> _AIM_
Write out the whole listing again, exactly as given.

> _DATASET RECORDS_
>>>>>
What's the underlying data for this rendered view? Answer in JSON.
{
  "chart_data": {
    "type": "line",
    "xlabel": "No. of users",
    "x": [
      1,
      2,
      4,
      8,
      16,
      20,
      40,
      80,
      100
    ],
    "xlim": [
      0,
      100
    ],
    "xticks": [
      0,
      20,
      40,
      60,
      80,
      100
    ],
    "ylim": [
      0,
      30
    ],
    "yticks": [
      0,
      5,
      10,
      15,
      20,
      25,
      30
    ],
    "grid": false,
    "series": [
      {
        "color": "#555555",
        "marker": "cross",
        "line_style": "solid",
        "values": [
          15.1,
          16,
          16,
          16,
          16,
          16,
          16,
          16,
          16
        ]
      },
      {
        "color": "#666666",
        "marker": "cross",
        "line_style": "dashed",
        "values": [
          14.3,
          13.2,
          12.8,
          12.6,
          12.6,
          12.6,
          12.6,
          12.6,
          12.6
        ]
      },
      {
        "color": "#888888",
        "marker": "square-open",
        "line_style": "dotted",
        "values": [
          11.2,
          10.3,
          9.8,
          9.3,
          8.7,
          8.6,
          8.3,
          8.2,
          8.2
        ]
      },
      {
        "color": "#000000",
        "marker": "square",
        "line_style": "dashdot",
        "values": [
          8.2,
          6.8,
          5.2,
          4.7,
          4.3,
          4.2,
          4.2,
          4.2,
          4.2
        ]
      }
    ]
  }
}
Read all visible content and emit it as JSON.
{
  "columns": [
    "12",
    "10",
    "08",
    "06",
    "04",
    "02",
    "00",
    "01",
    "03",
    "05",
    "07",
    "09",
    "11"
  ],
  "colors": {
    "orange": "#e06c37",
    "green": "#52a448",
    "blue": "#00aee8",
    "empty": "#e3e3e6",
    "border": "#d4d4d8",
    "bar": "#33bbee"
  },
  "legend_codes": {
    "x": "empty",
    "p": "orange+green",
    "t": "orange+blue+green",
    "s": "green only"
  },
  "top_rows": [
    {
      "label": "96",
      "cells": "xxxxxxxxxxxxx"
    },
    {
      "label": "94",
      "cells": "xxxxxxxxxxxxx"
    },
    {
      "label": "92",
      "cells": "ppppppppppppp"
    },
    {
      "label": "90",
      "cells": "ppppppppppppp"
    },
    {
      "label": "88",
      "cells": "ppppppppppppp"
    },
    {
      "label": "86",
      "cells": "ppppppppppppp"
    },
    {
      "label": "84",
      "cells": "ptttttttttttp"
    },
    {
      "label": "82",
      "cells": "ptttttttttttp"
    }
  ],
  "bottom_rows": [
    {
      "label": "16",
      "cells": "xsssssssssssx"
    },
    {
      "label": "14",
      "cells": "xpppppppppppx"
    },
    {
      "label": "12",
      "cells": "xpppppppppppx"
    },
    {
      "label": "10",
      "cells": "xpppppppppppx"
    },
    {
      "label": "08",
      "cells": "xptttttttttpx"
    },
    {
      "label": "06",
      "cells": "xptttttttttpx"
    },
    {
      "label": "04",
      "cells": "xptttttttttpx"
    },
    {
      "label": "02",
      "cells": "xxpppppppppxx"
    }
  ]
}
<<<<<
> _EXERCISE OUTPUT_
What's the underlying data for this rendered view? Answer in JSON.
{
  "chart_data": {
    "type": "line",
    "xlabel": "No. of users",
    "x": [
      1,
      2,
      4,
      8,
      16,
      20,
      40,
      80,
      100
    ],
    "xlim": [
      0,
      100
    ],
    "xticks": [
      0,
      20,
      40,
      60,
      80,
      100
    ],
    "ylim": [
      0,
      30
    ],
    "yticks": [
      0,
      5,
      10,
      15,
      20,
      25,
      30
    ],
    "grid": false,
    "series": [
      {
        "color": "#555555",
        "marker": "cross",
        "line_style": "solid",
        "values": [
          15.1,
          16,
          16,
          16,
          16,
          16,
          16,
          16,
          16
        ]
      },
      {
        "color": "#666666",
        "marker": "cross",
        "line_style": "dashed",
        "values": [
          14.3,
          13.2,
          12.8,
          12.6,
          12.6,
          12.6,
          12.6,
          12.6,
          12.6
        ]
      },
      {
        "color": "#888888",
        "marker": "square-open",
        "line_style": "dotted",
        "values": [
          11.2,
          10.3,
          9.8,
          9.3,
          8.7,
          8.6,
          8.3,
          8.2,
          8.2
        ]
      },
      {
        "color": "#000000",
        "marker": "square",
        "line_style": "dashdot",
        "values": [
          8.2,
          6.8,
          5.2,
          4.7,
          4.3,
          4.2,
          4.2,
          4.2,
          4.2
        ]
      }
    ]
  }
}
Read all visible content and emit it as JSON.
{
  "columns": [
    "12",
    "10",
    "08",
    "06",
    "04",
    "02",
    "00",
    "01",
    "03",
    "05",
    "07",
    "09",
    "11"
  ],
  "colors": {
    "orange": "#e06c37",
    "green": "#52a448",
    "blue": "#00aee8",
    "empty": "#e3e3e6",
    "border": "#d4d4d8",
    "bar": "#33bbee"
  },
  "legend_codes": {
    "x": "empty",
    "p": "orange+green",
    "t": "orange+blue+green",
    "s": "green only"
  },
  "top_rows": [
    {
      "label": "96",
      "cells": "xxxxxxxxxxxxx"
    },
    {
      "label": "94",
      "cells": "xxxxxxxxxxxxx"
    },
    {
      "label": "92",
      "cells": "ppppppppppppp"
    },
    {
      "label": "90",
      "cells": "ppppppppppppp"
    },
    {
      "label": "88",
      "cells": "ppppppppppppp"
    },
    {
      "label": "86",
      "cells": "ppppppppppppp"
    },
    {
      "label": "84",
      "cells": "ptttttttttttp"
    },
    {
      "label": "82",
      "cells": "ptttttttttttp"
    }
  ],
  "bottom_rows": [
    {
      "label": "16",
      "cells": "xsssssssssssx"
    },
    {
      "label": "14",
      "cells": "xpppppppppppx"
    },
    {
      "label": "12",
      "cells": "xpppppppppppx"
    },
    {
      "label": "10",
      "cells": "xpppppppppppx"
    },
    {
      "label": "08",
      "cells": "xptttttttttpx"
    },
    {
      "label": "06",
      "cells": "xptttttttttpx"
    },
    {
      "label": "04",
      "cells": "xptttttttttpx"
    },
    {
      "label": "02",
      "cells": "xxpppppppppxx"
    }
  ]
}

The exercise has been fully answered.